QUÉ HACER >>
Continúa el texto sobre los árboles solares que aparece a continuación, a partir de su última oración.

FRAGMENTO SELECCIONADO >>
En la carrera por llenarlo todo de placas solares, hemos resuelto una crisis y abierto otra: producimos energía limpia, sí, pero a costa de talar bosques para desplegar mantos de silicio. La idea de los árboles solares lleva décadas rondando a arquitectos e ingenieros, buscando cómo crear estructuras verticales que puedan reemplazarlos.
El trabajo para intentar llegar a la neutralidad de carbono, sin que haga falta elegir entre paneles y árboles, sino aprender a hacer que se parezcan, lo firma la investigadora Dan-Bi Um, del Instituto Marítimo de Corea. Su punto de partida es una paradoja muy concreta: en la costa montañosa de Goseong, al norte del país, una planta solar convencional instalada en 2014 ocupa 22.856 m2, alberga 4.347 paneles de 230 vatios y genera 1 megavatio de potencia, a cambio arrasa el 98% de la cubierta forestal. Donde antes había un bosque que frenaba el viento salino, sujetaba el suelo y daba refugio a aves e insectos, hoy manda el hormigón negro brillante de los módulos.

REGISTROS MOSTRADOS >>
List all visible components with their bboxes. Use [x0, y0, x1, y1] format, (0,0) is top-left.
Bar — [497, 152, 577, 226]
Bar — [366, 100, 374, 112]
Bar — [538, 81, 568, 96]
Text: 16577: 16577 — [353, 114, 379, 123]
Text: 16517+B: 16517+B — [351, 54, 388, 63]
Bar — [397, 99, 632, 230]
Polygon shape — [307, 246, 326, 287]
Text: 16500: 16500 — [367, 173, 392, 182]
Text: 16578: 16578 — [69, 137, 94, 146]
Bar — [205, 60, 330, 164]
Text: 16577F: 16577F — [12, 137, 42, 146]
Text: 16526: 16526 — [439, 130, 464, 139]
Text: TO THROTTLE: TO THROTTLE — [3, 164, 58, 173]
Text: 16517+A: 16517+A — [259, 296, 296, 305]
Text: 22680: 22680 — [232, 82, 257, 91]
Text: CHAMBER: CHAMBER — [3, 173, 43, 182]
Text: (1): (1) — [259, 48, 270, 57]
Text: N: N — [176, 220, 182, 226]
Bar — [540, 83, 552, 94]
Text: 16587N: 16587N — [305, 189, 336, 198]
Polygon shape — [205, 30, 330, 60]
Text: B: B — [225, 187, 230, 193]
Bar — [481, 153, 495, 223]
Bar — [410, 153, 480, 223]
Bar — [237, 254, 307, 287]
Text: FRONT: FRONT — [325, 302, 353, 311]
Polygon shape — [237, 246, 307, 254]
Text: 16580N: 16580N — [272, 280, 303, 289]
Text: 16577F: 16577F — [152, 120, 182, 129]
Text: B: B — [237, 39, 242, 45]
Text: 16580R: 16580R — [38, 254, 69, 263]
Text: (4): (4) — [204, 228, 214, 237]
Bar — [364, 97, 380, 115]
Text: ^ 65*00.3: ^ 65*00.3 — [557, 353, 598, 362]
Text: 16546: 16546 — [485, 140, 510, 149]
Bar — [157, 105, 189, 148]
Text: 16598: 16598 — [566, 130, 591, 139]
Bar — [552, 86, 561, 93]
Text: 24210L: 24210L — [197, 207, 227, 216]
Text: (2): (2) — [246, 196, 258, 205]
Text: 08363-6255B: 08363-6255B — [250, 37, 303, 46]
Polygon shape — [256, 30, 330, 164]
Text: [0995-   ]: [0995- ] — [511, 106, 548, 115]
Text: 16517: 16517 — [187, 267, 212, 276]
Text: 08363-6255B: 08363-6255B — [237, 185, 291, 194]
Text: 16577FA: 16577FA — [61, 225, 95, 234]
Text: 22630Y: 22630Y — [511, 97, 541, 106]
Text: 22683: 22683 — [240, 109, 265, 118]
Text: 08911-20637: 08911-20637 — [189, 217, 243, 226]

RESPUESTA >>
Um se preguntó si no habría otra manera de capturar el sol sin despejarlo todo. Su propuesta: sustituir la alfombra de paneles por una disposición lineal de árboles solares, estructuras de acero que imitan la forma de un tronco con ramas y hojas, solo que aquí las hojas son paneles fotovoltaicos. El modelo elegido reproduce las dimensiones del gran árbol solar instalado en 2017 frente a la Asamblea Nacional en Seúl, de 4,8 metros de alto y 4,1 de ancho, con 35 paneles en la copa y una capacidad de entre 11,5 y 15,8 kW según el módulo elegido.
Usando imágenes satelitales y modelos 3D de Google Earth, el equipo simuló cómo se comportaría una plantación de estos árboles repartidos por los bordes del terreno y a lo largo de un sendero de montaña, dejando intacto el interior del bosque. El resultado es llamativo: para alcanzar el mismo megavatio de potencia se necesitan 87 árboles con paneles de 330 W, o apenas 63 si se opta por paneles de 450 W. La diferencia está en el suelo: con los árboles se preserva hasta el 99% de la masa forestal. Donde antes había un “claro” inmenso, ahora solo harían falta pequeños puntos de cimentación cada 20 metros.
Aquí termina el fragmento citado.